INSTRUCTIONS FOR THE TASK
Repeat every line from the line containing "What text is on this page?" to the end of the data, exactly. Leave the pictures out.

Saved entries
◇ ◇ ◇ ◇

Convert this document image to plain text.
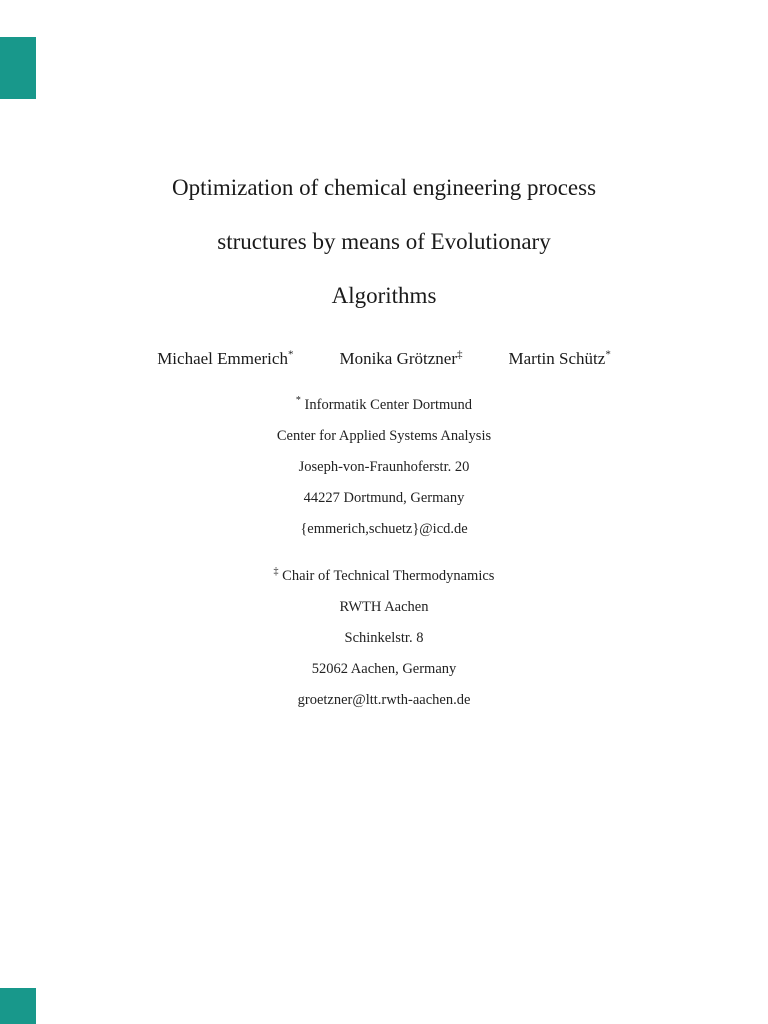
Optimization of chemical engineering process
structures by means of Evolutionary
Algorithms
Michael Emmerich*	Monika Grötzner‡	Martin Schütz*
* Informatik Center Dortmund
Center for Applied Systems Analysis
Joseph-von-Fraunhoferstr. 20
44227 Dortmund, Germany
{emmerich,schuetz}@icd.de
‡ Chair of Technical Thermodynamics
RWTH Aachen
Schinkelstr. 8
52062 Aachen, Germany
groetzner@ltt.rwth-aachen.de
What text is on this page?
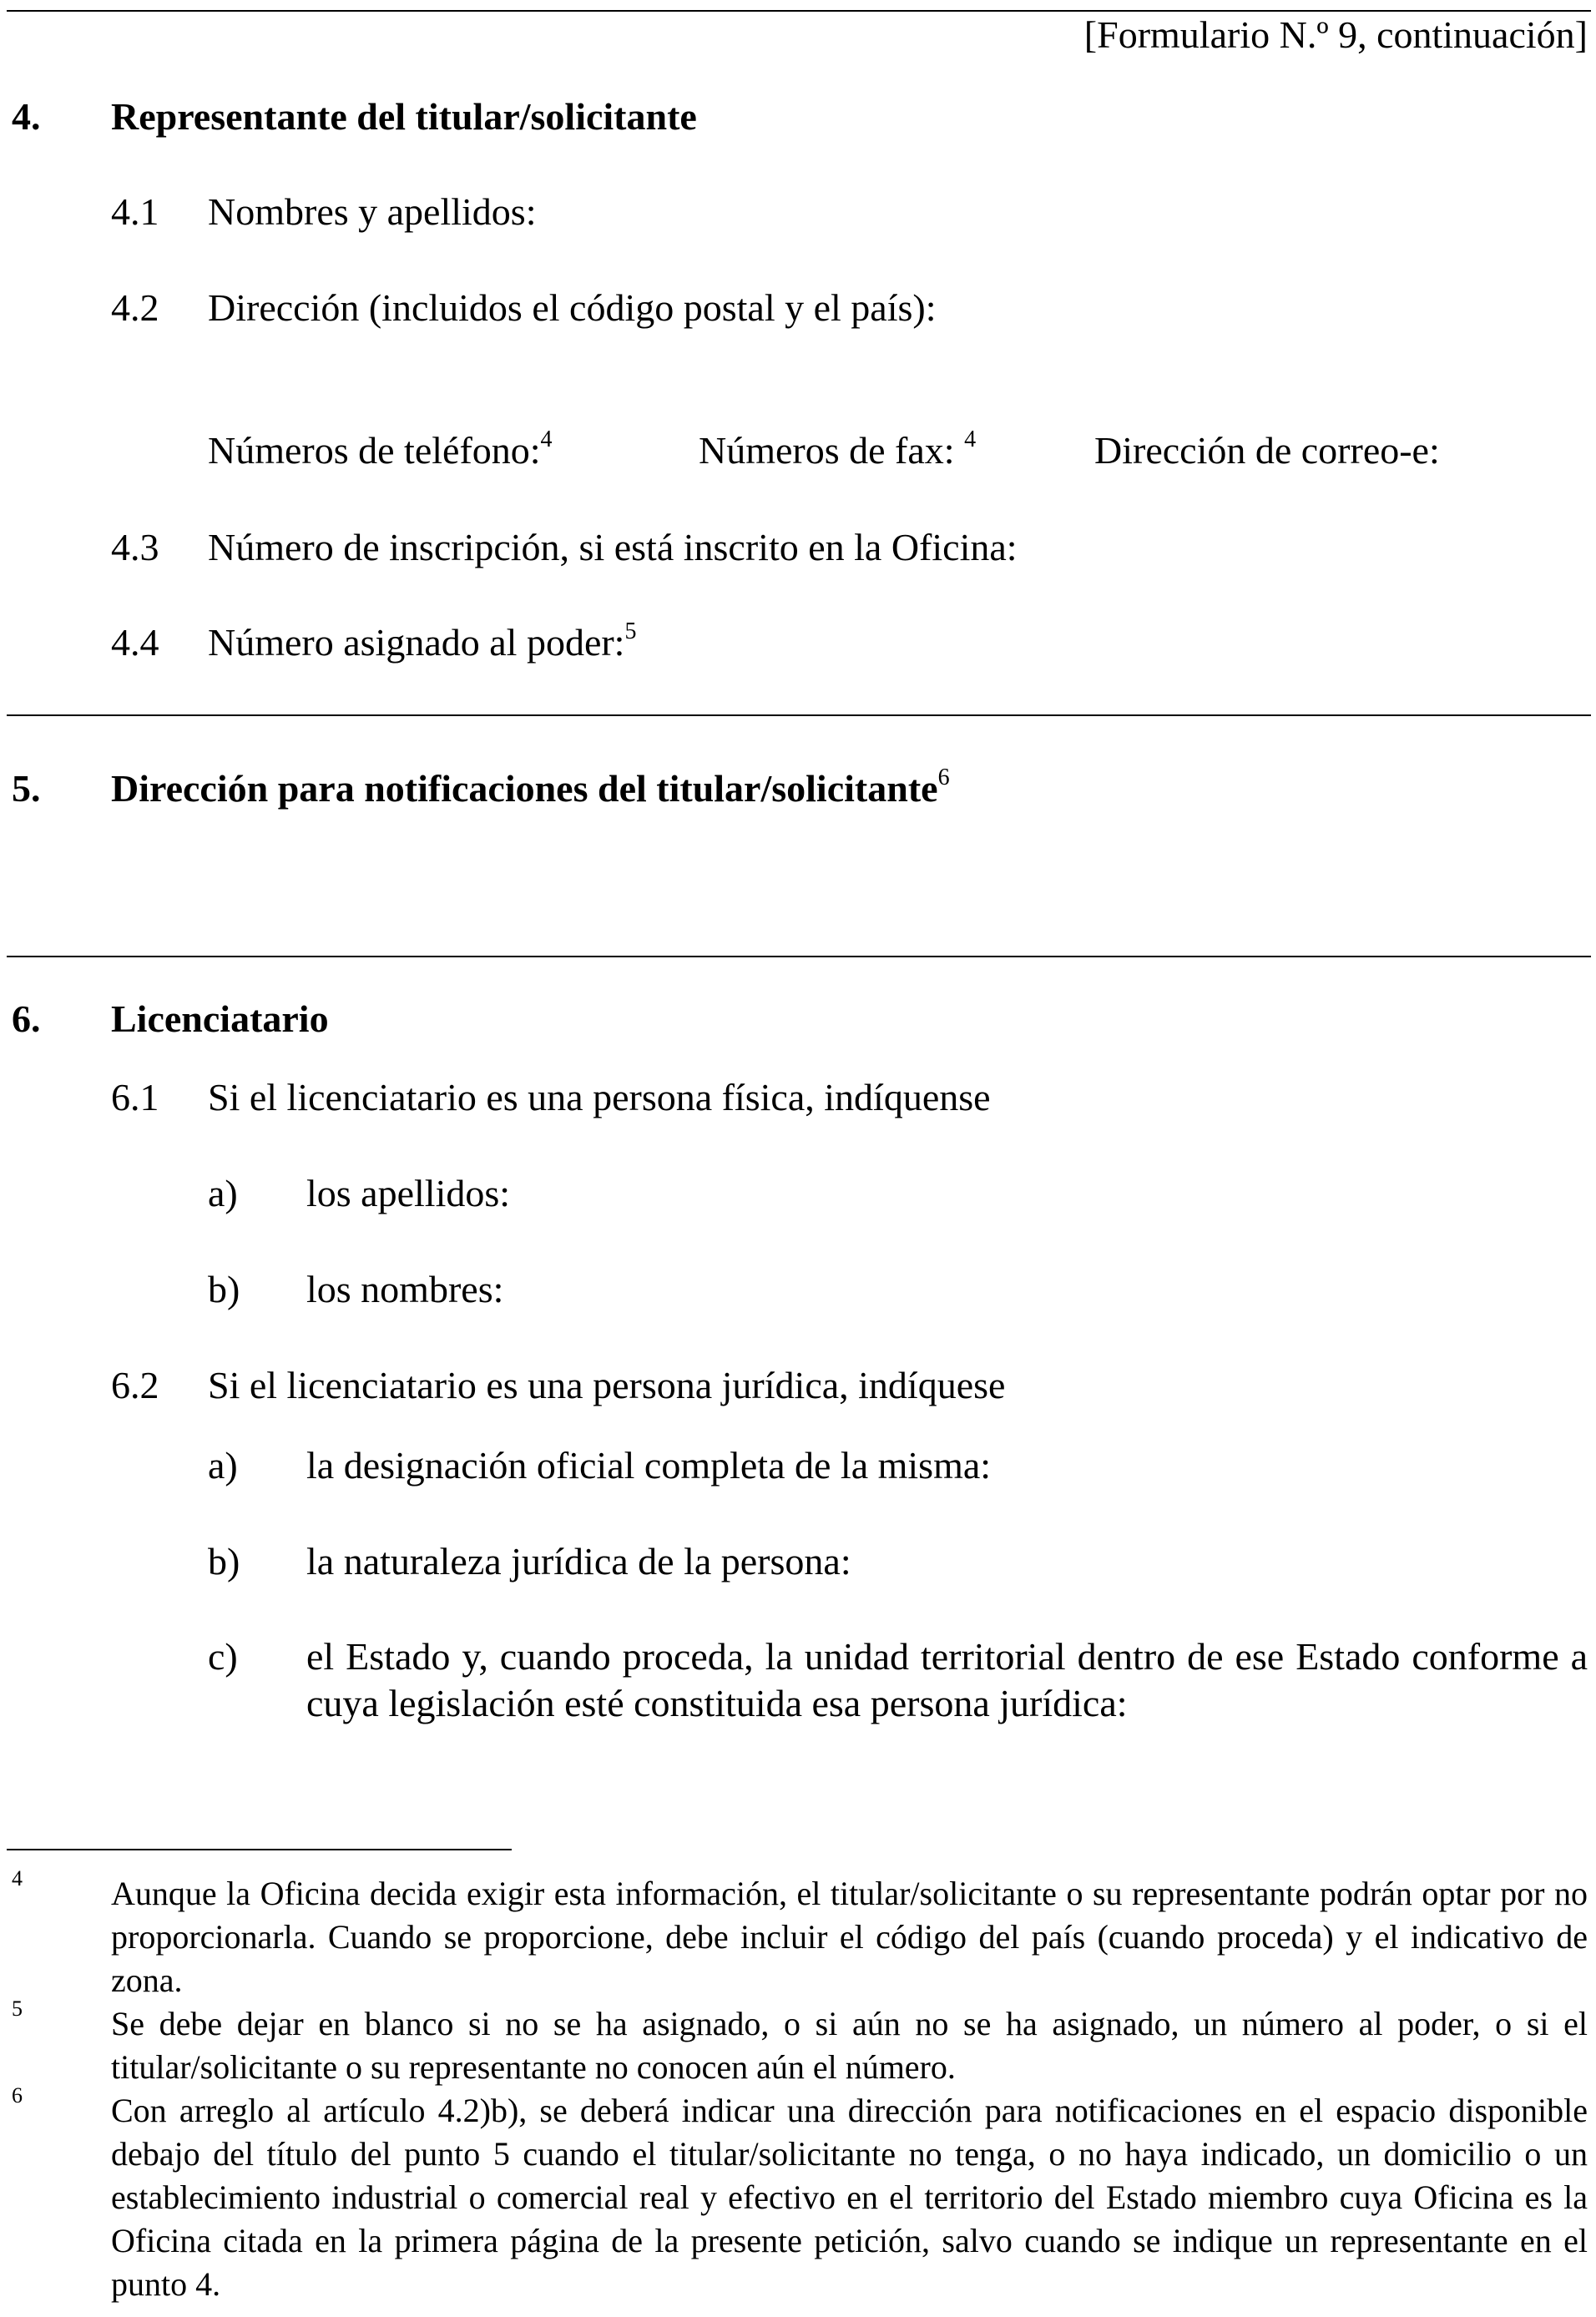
[Formulario N.º 9, continuación]
4. Representante del titular/solicitante
4.1 Nombres y apellidos:
4.2 Dirección (incluidos el código postal y el país):
Números de teléfono:$^4$	Números de fax: $^4$	Dirección de correo-e:
4.3 Número de inscripción, si está inscrito en la Oficina:
4.4 Número asignado al poder:$^5$
5. Dirección para notificaciones del titular/solicitante$^6$
6. Licenciatario
6.1 Si el licenciatario es una persona física, indíquense
a) los apellidos:
b) los nombres:
6.2 Si el licenciatario es una persona jurídica, indíquese
a) la designación oficial completa de la misma:
b) la naturaleza jurídica de la persona:
c) el Estado y, cuando proceda, la unidad territorial dentro de ese Estado conforme a cuya legislación esté constituida esa persona jurídica:
4	Aunque la Oficina decida exigir esta información, el titular/solicitante o su representante podrán optar por no proporcionarla. Cuando se proporcione, debe incluir el código del país (cuando proceda) y el indicativo de zona.
5	Se debe dejar en blanco si no se ha asignado, o si aún no se ha asignado, un número al poder, o si el titular/solicitante o su representante no conocen aún el número.
6	Con arreglo al artículo 4.2)b), se deberá indicar una dirección para notificaciones en el espacio disponible debajo del título del punto 5 cuando el titular/solicitante no tenga, o no haya indicado, un domicilio o un establecimiento industrial o comercial real y efectivo en el territorio del Estado miembro cuya Oficina es la Oficina citada en la primera página de la presente petición, salvo cuando se indique un representante en el punto 4.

◇ ◇ ◇ ◇

RESPONSE TO THIS EXERCISE
What text is on this page?
[Formulario N.º 9, continuación]
4. Representante del titular/solicitante
4.1 Nombres y apellidos:
4.2 Dirección (incluidos el código postal y el país):
Números de teléfono:$^4$	Números de fax: $^4$	Dirección de correo-e:
4.3 Número de inscripción, si está inscrito en la Oficina:
4.4 Número asignado al poder:$^5$
5. Dirección para notificaciones del titular/solicitante$^6$
6. Licenciatario
6.1 Si el licenciatario es una persona física, indíquense
a) los apellidos:
b) los nombres:
6.2 Si el licenciatario es una persona jurídica, indíquese
a) la designación oficial completa de la misma:
b) la naturaleza jurídica de la persona:
c) el Estado y, cuando proceda, la unidad territorial dentro de ese Estado conforme a cuya legislación esté constituida esa persona jurídica:
4	Aunque la Oficina decida exigir esta información, el titular/solicitante o su representante podrán optar por no proporcionarla. Cuando se proporcione, debe incluir el código del país (cuando proceda) y el indicativo de zona.
5	Se debe dejar en blanco si no se ha asignado, o si aún no se ha asignado, un número al poder, o si el titular/solicitante o su representante no conocen aún el número.
6	Con arreglo al artículo 4.2)b), se deberá indicar una dirección para notificaciones en el espacio disponible debajo del título del punto 5 cuando el titular/solicitante no tenga, o no haya indicado, un domicilio o un establecimiento industrial o comercial real y efectivo en el territorio del Estado miembro cuya Oficina es la Oficina citada en la primera página de la presente petición, salvo cuando se indique un representante en el punto 4.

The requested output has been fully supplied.